## [What is asked]
Return all the entries exactly, keeping pictures out.

## [Supplied information]
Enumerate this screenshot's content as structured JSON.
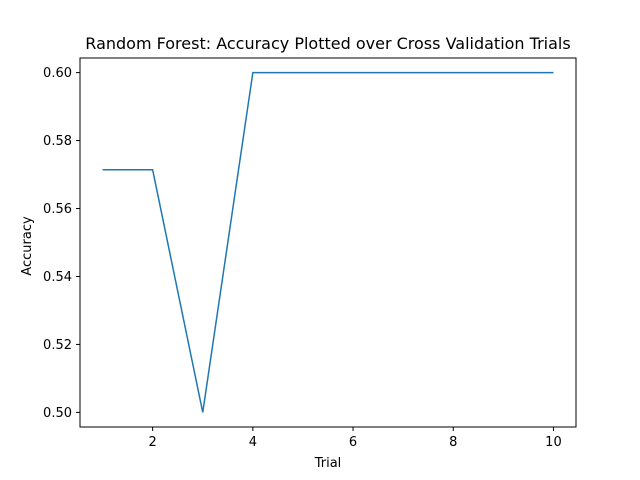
{
  "chart_data": {
    "type": "line",
    "title": "Random Forest: Accuracy Plotted over Cross Validation Trials",
    "xlabel": "Trial",
    "ylabel": "Accuracy",
    "xlim": [
      0.55,
      10.45
    ],
    "ylim": [
      0.4957,
      0.6043
    ],
    "x_ticks": [
      2,
      4,
      6,
      8,
      10
    ],
    "x_tick_labels": [
      "2",
      "4",
      "6",
      "8",
      "10"
    ],
    "y_ticks": [
      0.5,
      0.52,
      0.54,
      0.56,
      0.58,
      0.6
    ],
    "y_tick_labels": [
      "0.50",
      "0.52",
      "0.54",
      "0.56",
      "0.58",
      "0.60"
    ],
    "grid": false,
    "series": [
      {
        "color": "#1f77b4",
        "x": [
          1,
          2,
          3,
          4,
          5,
          6,
          7,
          8,
          9,
          10
        ],
        "y": [
          0.5714,
          0.5714,
          0.5,
          0.6,
          0.6,
          0.6,
          0.6,
          0.6,
          0.6,
          0.6
        ]
      }
    ]
  }
}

## [Finished exercise]
Enumerate this screenshot's content as structured JSON.
{
  "chart_data": {
    "type": "line",
    "title": "Random Forest: Accuracy Plotted over Cross Validation Trials",
    "xlabel": "Trial",
    "ylabel": "Accuracy",
    "xlim": [
      0.55,
      10.45
    ],
    "ylim": [
      0.4957,
      0.6043
    ],
    "x_ticks": [
      2,
      4,
      6,
      8,
      10
    ],
    "x_tick_labels": [
      "2",
      "4",
      "6",
      "8",
      "10"
    ],
    "y_ticks": [
      0.5,
      0.52,
      0.54,
      0.56,
      0.58,
      0.6
    ],
    "y_tick_labels": [
      "0.50",
      "0.52",
      "0.54",
      "0.56",
      "0.58",
      "0.60"
    ],
    "grid": false,
    "series": [
      {
        "color": "#1f77b4",
        "x": [
          1,
          2,
          3,
          4,
          5,
          6,
          7,
          8,
          9,
          10
        ],
        "y": [
          0.5714,
          0.5714,
          0.5,
          0.6,
          0.6,
          0.6,
          0.6,
          0.6,
          0.6,
          0.6
        ]
      }
    ]
  }
}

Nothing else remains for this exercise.